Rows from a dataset
___

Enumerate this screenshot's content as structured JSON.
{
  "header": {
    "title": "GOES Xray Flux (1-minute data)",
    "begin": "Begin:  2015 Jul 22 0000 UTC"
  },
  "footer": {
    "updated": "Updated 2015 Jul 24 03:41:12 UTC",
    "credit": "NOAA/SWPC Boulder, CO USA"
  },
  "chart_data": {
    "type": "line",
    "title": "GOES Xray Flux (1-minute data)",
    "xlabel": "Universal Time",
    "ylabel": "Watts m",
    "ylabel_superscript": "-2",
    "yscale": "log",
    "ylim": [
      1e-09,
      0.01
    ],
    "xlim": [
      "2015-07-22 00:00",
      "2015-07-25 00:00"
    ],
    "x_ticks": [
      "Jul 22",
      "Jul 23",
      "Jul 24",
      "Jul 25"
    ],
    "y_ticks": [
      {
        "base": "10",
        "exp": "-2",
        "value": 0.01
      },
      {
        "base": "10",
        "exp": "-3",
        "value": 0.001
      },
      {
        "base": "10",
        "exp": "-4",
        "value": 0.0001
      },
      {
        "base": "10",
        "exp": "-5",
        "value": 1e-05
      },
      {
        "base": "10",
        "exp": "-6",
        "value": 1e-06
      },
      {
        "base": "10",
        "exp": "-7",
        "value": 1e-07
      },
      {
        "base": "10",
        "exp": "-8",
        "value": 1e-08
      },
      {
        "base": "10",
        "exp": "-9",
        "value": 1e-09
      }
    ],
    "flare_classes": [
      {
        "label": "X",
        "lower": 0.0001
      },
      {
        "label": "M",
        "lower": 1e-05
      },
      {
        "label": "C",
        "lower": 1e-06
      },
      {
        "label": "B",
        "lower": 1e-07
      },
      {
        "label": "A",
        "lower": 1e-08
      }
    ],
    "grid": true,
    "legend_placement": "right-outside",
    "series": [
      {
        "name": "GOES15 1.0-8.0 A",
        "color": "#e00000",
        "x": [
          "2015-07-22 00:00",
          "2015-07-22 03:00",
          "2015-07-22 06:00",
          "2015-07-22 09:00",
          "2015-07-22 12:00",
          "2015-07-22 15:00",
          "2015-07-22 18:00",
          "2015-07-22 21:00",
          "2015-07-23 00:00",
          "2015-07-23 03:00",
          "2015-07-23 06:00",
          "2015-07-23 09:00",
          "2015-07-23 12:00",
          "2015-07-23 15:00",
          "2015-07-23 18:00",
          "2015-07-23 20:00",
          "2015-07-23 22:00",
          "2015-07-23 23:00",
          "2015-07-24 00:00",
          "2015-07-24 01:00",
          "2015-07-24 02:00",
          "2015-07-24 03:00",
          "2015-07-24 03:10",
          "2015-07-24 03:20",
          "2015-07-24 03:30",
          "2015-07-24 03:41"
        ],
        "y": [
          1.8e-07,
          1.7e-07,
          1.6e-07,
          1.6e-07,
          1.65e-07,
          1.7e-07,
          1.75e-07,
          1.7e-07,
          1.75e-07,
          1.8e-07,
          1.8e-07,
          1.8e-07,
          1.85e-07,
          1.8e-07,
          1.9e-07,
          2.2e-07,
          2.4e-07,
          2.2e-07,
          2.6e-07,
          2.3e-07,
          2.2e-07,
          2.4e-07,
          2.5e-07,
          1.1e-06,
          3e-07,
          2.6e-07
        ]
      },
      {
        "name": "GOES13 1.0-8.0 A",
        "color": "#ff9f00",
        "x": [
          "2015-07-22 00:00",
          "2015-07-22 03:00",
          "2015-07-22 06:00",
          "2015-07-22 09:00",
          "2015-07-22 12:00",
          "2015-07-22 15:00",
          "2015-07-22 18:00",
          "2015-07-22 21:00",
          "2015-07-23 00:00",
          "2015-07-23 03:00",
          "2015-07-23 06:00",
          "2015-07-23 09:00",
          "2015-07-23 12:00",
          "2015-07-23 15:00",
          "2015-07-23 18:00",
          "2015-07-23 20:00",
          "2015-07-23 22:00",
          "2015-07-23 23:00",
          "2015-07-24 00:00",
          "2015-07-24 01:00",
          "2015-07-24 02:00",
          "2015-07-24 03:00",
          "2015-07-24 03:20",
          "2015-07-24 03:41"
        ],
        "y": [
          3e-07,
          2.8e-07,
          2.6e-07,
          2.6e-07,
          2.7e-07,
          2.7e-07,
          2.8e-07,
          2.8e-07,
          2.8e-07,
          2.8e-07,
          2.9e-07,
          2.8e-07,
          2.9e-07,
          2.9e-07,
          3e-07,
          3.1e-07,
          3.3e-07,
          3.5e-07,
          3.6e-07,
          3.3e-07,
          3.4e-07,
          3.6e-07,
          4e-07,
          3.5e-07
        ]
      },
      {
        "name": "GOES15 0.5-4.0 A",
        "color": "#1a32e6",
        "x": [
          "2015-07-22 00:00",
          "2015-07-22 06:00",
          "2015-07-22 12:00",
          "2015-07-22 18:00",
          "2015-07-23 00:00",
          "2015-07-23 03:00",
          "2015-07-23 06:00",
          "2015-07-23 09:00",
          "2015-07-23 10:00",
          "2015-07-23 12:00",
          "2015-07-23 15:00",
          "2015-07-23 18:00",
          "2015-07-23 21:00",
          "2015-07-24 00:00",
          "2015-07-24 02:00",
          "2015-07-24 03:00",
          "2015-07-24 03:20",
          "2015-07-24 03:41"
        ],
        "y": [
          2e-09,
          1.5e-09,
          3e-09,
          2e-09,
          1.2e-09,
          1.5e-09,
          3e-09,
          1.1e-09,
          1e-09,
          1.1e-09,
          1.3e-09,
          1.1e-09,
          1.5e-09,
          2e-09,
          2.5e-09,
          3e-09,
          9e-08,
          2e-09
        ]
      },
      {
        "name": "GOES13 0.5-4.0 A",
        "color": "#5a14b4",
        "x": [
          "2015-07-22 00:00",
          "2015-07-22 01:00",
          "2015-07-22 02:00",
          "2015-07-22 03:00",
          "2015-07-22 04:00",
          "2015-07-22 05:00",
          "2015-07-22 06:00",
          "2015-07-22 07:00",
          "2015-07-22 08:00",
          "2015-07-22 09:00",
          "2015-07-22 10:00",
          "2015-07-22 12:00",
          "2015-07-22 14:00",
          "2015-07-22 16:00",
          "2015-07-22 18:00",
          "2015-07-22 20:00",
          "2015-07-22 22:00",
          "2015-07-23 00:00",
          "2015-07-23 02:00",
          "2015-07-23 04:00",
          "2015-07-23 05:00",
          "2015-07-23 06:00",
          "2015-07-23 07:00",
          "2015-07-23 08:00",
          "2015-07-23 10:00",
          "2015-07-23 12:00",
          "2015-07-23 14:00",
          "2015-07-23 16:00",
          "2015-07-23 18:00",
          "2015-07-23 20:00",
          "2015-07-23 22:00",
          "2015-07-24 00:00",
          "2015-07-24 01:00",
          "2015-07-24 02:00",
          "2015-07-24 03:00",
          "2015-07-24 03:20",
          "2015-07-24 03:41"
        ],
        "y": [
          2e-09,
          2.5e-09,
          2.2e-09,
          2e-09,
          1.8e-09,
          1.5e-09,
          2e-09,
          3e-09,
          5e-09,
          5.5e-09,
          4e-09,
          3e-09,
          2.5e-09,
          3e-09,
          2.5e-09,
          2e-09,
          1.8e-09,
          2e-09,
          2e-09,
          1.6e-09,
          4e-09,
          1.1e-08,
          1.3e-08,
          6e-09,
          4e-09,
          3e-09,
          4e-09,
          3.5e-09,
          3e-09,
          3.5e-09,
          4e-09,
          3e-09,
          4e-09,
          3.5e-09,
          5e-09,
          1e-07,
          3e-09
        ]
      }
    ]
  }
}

___

Extract each entry in full and write it down exactly.

Enumerate this screenshot's content as structured JSON.
{
  "header": {
    "title": "GOES Xray Flux (1-minute data)",
    "begin": "Begin:  2015 Jul 22 0000 UTC"
  },
  "footer": {
    "updated": "Updated 2015 Jul 24 03:41:12 UTC",
    "credit": "NOAA/SWPC Boulder, CO USA"
  },
  "chart_data": {
    "type": "line",
    "title": "GOES Xray Flux (1-minute data)",
    "xlabel": "Universal Time",
    "ylabel": "Watts m",
    "ylabel_superscript": "-2",
    "yscale": "log",
    "ylim": [
      1e-09,
      0.01
    ],
    "xlim": [
      "2015-07-22 00:00",
      "2015-07-25 00:00"
    ],
    "x_ticks": [
      "Jul 22",
      "Jul 23",
      "Jul 24",
      "Jul 25"
    ],
    "y_ticks": [
      {
        "base": "10",
        "exp": "-2",
        "value": 0.01
      },
      {
        "base": "10",
        "exp": "-3",
        "value": 0.001
      },
      {
        "base": "10",
        "exp": "-4",
        "value": 0.0001
      },
      {
        "base": "10",
        "exp": "-5",
        "value": 1e-05
      },
      {
        "base": "10",
        "exp": "-6",
        "value": 1e-06
      },
      {
        "base": "10",
        "exp": "-7",
        "value": 1e-07
      },
      {
        "base": "10",
        "exp": "-8",
        "value": 1e-08
      },
      {
        "base": "10",
        "exp": "-9",
        "value": 1e-09
      }
    ],
    "flare_classes": [
      {
        "label": "X",
        "lower": 0.0001
      },
      {
        "label": "M",
        "lower": 1e-05
      },
      {
        "label": "C",
        "lower": 1e-06
      },
      {
        "label": "B",
        "lower": 1e-07
      },
      {
        "label": "A",
        "lower": 1e-08
      }
    ],
    "grid": true,
    "legend_placement": "right-outside",
    "series": [
      {
        "name": "GOES15 1.0-8.0 A",
        "color": "#e00000",
        "x": [
          "2015-07-22 00:00",
          "2015-07-22 03:00",
          "2015-07-22 06:00",
          "2015-07-22 09:00",
          "2015-07-22 12:00",
          "2015-07-22 15:00",
          "2015-07-22 18:00",
          "2015-07-22 21:00",
          "2015-07-23 00:00",
          "2015-07-23 03:00",
          "2015-07-23 06:00",
          "2015-07-23 09:00",
          "2015-07-23 12:00",
          "2015-07-23 15:00",
          "2015-07-23 18:00",
          "2015-07-23 20:00",
          "2015-07-23 22:00",
          "2015-07-23 23:00",
          "2015-07-24 00:00",
          "2015-07-24 01:00",
          "2015-07-24 02:00",
          "2015-07-24 03:00",
          "2015-07-24 03:10",
          "2015-07-24 03:20",
          "2015-07-24 03:30",
          "2015-07-24 03:41"
        ],
        "y": [
          1.8e-07,
          1.7e-07,
          1.6e-07,
          1.6e-07,
          1.65e-07,
          1.7e-07,
          1.75e-07,
          1.7e-07,
          1.75e-07,
          1.8e-07,
          1.8e-07,
          1.8e-07,
          1.85e-07,
          1.8e-07,
          1.9e-07,
          2.2e-07,
          2.4e-07,
          2.2e-07,
          2.6e-07,
          2.3e-07,
          2.2e-07,
          2.4e-07,
          2.5e-07,
          1.1e-06,
          3e-07,
          2.6e-07
        ]
      },
      {
        "name": "GOES13 1.0-8.0 A",
        "color": "#ff9f00",
        "x": [
          "2015-07-22 00:00",
          "2015-07-22 03:00",
          "2015-07-22 06:00",
          "2015-07-22 09:00",
          "2015-07-22 12:00",
          "2015-07-22 15:00",
          "2015-07-22 18:00",
          "2015-07-22 21:00",
          "2015-07-23 00:00",
          "2015-07-23 03:00",
          "2015-07-23 06:00",
          "2015-07-23 09:00",
          "2015-07-23 12:00",
          "2015-07-23 15:00",
          "2015-07-23 18:00",
          "2015-07-23 20:00",
          "2015-07-23 22:00",
          "2015-07-23 23:00",
          "2015-07-24 00:00",
          "2015-07-24 01:00",
          "2015-07-24 02:00",
          "2015-07-24 03:00",
          "2015-07-24 03:20",
          "2015-07-24 03:41"
        ],
        "y": [
          3e-07,
          2.8e-07,
          2.6e-07,
          2.6e-07,
          2.7e-07,
          2.7e-07,
          2.8e-07,
          2.8e-07,
          2.8e-07,
          2.8e-07,
          2.9e-07,
          2.8e-07,
          2.9e-07,
          2.9e-07,
          3e-07,
          3.1e-07,
          3.3e-07,
          3.5e-07,
          3.6e-07,
          3.3e-07,
          3.4e-07,
          3.6e-07,
          4e-07,
          3.5e-07
        ]
      },
      {
        "name": "GOES15 0.5-4.0 A",
        "color": "#1a32e6",
        "x": [
          "2015-07-22 00:00",
          "2015-07-22 06:00",
          "2015-07-22 12:00",
          "2015-07-22 18:00",
          "2015-07-23 00:00",
          "2015-07-23 03:00",
          "2015-07-23 06:00",
          "2015-07-23 09:00",
          "2015-07-23 10:00",
          "2015-07-23 12:00",
          "2015-07-23 15:00",
          "2015-07-23 18:00",
          "2015-07-23 21:00",
          "2015-07-24 00:00",
          "2015-07-24 02:00",
          "2015-07-24 03:00",
          "2015-07-24 03:20",
          "2015-07-24 03:41"
        ],
        "y": [
          2e-09,
          1.5e-09,
          3e-09,
          2e-09,
          1.2e-09,
          1.5e-09,
          3e-09,
          1.1e-09,
          1e-09,
          1.1e-09,
          1.3e-09,
          1.1e-09,
          1.5e-09,
          2e-09,
          2.5e-09,
          3e-09,
          9e-08,
          2e-09
        ]
      },
      {
        "name": "GOES13 0.5-4.0 A",
        "color": "#5a14b4",
        "x": [
          "2015-07-22 00:00",
          "2015-07-22 01:00",
          "2015-07-22 02:00",
          "2015-07-22 03:00",
          "2015-07-22 04:00",
          "2015-07-22 05:00",
          "2015-07-22 06:00",
          "2015-07-22 07:00",
          "2015-07-22 08:00",
          "2015-07-22 09:00",
          "2015-07-22 10:00",
          "2015-07-22 12:00",
          "2015-07-22 14:00",
          "2015-07-22 16:00",
          "2015-07-22 18:00",
          "2015-07-22 20:00",
          "2015-07-22 22:00",
          "2015-07-23 00:00",
          "2015-07-23 02:00",
          "2015-07-23 04:00",
          "2015-07-23 05:00",
          "2015-07-23 06:00",
          "2015-07-23 07:00",
          "2015-07-23 08:00",
          "2015-07-23 10:00",
          "2015-07-23 12:00",
          "2015-07-23 14:00",
          "2015-07-23 16:00",
          "2015-07-23 18:00",
          "2015-07-23 20:00",
          "2015-07-23 22:00",
          "2015-07-24 00:00",
          "2015-07-24 01:00",
          "2015-07-24 02:00",
          "2015-07-24 03:00",
          "2015-07-24 03:20",
          "2015-07-24 03:41"
        ],
        "y": [
          2e-09,
          2.5e-09,
          2.2e-09,
          2e-09,
          1.8e-09,
          1.5e-09,
          2e-09,
          3e-09,
          5e-09,
          5.5e-09,
          4e-09,
          3e-09,
          2.5e-09,
          3e-09,
          2.5e-09,
          2e-09,
          1.8e-09,
          2e-09,
          2e-09,
          1.6e-09,
          4e-09,
          1.1e-08,
          1.3e-08,
          6e-09,
          4e-09,
          3e-09,
          4e-09,
          3.5e-09,
          3e-09,
          3.5e-09,
          4e-09,
          3e-09,
          4e-09,
          3.5e-09,
          5e-09,
          1e-07,
          3e-09
        ]
      }
    ]
  }
}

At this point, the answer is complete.